Repeat each record exactly as written, and drop any images.

• **MATERIALS PROVIDED**
──────

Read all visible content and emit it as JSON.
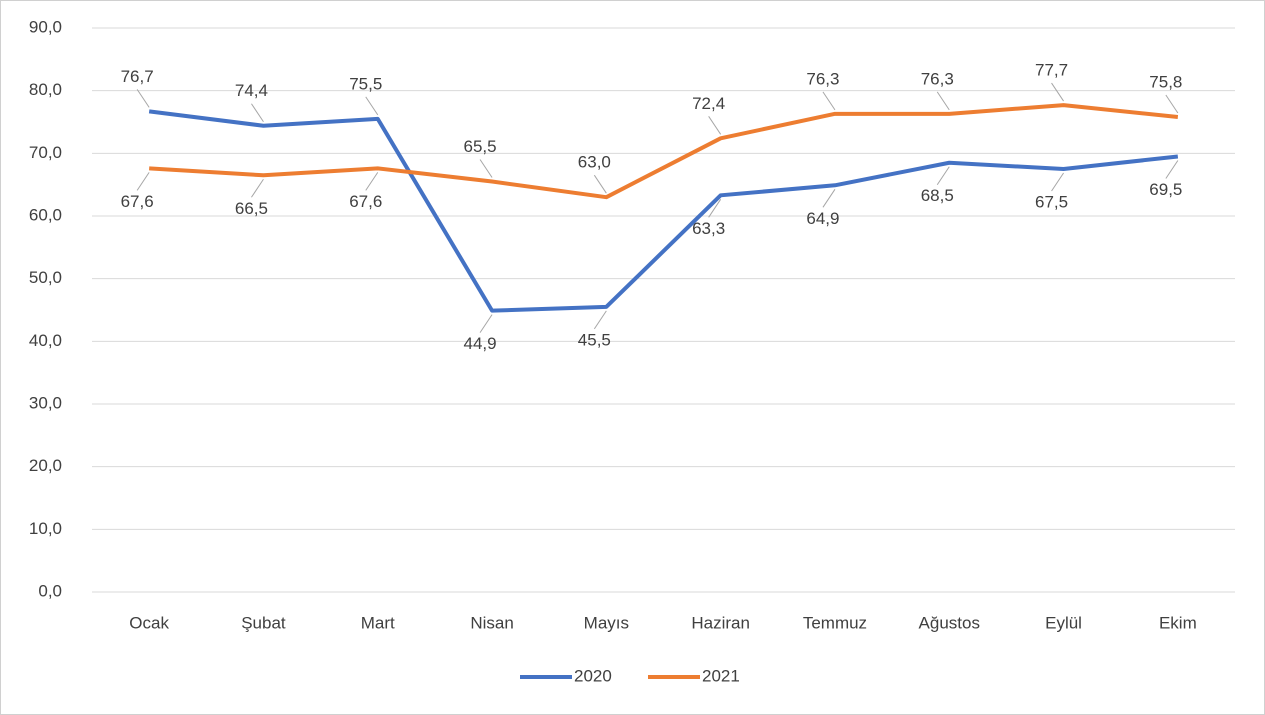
{
  "chart_data": {
    "type": "line",
    "categories": [
      "Ocak",
      "Şubat",
      "Mart",
      "Nisan",
      "Mayıs",
      "Haziran",
      "Temmuz",
      "Ağustos",
      "Eylül",
      "Ekim"
    ],
    "series": [
      {
        "name": "2020",
        "color": "#4472c4",
        "values": [
          76.7,
          74.4,
          75.5,
          44.9,
          45.5,
          63.3,
          64.9,
          68.5,
          67.5,
          69.5
        ],
        "value_labels": [
          "76,7",
          "74,4",
          "75,5",
          "44,9",
          "45,5",
          "63,3",
          "64,9",
          "68,5",
          "67,5",
          "69,5"
        ]
      },
      {
        "name": "2021",
        "color": "#ed7d31",
        "values": [
          67.6,
          66.5,
          67.6,
          65.5,
          63.0,
          72.4,
          76.3,
          76.3,
          77.7,
          75.8
        ],
        "value_labels": [
          "67,6",
          "66,5",
          "67,6",
          "65,5",
          "63,0",
          "72,4",
          "76,3",
          "76,3",
          "77,7",
          "75,8"
        ]
      }
    ],
    "ylim": [
      0,
      90
    ],
    "yticks": [
      {
        "value": 0,
        "label": "0,0"
      },
      {
        "value": 10,
        "label": "10,0"
      },
      {
        "value": 20,
        "label": "20,0"
      },
      {
        "value": 30,
        "label": "30,0"
      },
      {
        "value": 40,
        "label": "40,0"
      },
      {
        "value": 50,
        "label": "50,0"
      },
      {
        "value": 60,
        "label": "60,0"
      },
      {
        "value": 70,
        "label": "70,0"
      },
      {
        "value": 80,
        "label": "80,0"
      },
      {
        "value": 90,
        "label": "90,0"
      }
    ],
    "grid": true,
    "legend": "bottom"
  }
}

──────

• **FULL ANSWER**
Read all visible content and emit it as JSON.
{
  "chart_data": {
    "type": "line",
    "categories": [
      "Ocak",
      "Şubat",
      "Mart",
      "Nisan",
      "Mayıs",
      "Haziran",
      "Temmuz",
      "Ağustos",
      "Eylül",
      "Ekim"
    ],
    "series": [
      {
        "name": "2020",
        "color": "#4472c4",
        "values": [
          76.7,
          74.4,
          75.5,
          44.9,
          45.5,
          63.3,
          64.9,
          68.5,
          67.5,
          69.5
        ],
        "value_labels": [
          "76,7",
          "74,4",
          "75,5",
          "44,9",
          "45,5",
          "63,3",
          "64,9",
          "68,5",
          "67,5",
          "69,5"
        ]
      },
      {
        "name": "2021",
        "color": "#ed7d31",
        "values": [
          67.6,
          66.5,
          67.6,
          65.5,
          63.0,
          72.4,
          76.3,
          76.3,
          77.7,
          75.8
        ],
        "value_labels": [
          "67,6",
          "66,5",
          "67,6",
          "65,5",
          "63,0",
          "72,4",
          "76,3",
          "76,3",
          "77,7",
          "75,8"
        ]
      }
    ],
    "ylim": [
      0,
      90
    ],
    "yticks": [
      {
        "value": 0,
        "label": "0,0"
      },
      {
        "value": 10,
        "label": "10,0"
      },
      {
        "value": 20,
        "label": "20,0"
      },
      {
        "value": 30,
        "label": "30,0"
      },
      {
        "value": 40,
        "label": "40,0"
      },
      {
        "value": 50,
        "label": "50,0"
      },
      {
        "value": 60,
        "label": "60,0"
      },
      {
        "value": 70,
        "label": "70,0"
      },
      {
        "value": 80,
        "label": "80,0"
      },
      {
        "value": 90,
        "label": "90,0"
      }
    ],
    "grid": true,
    "legend": "bottom"
  }
}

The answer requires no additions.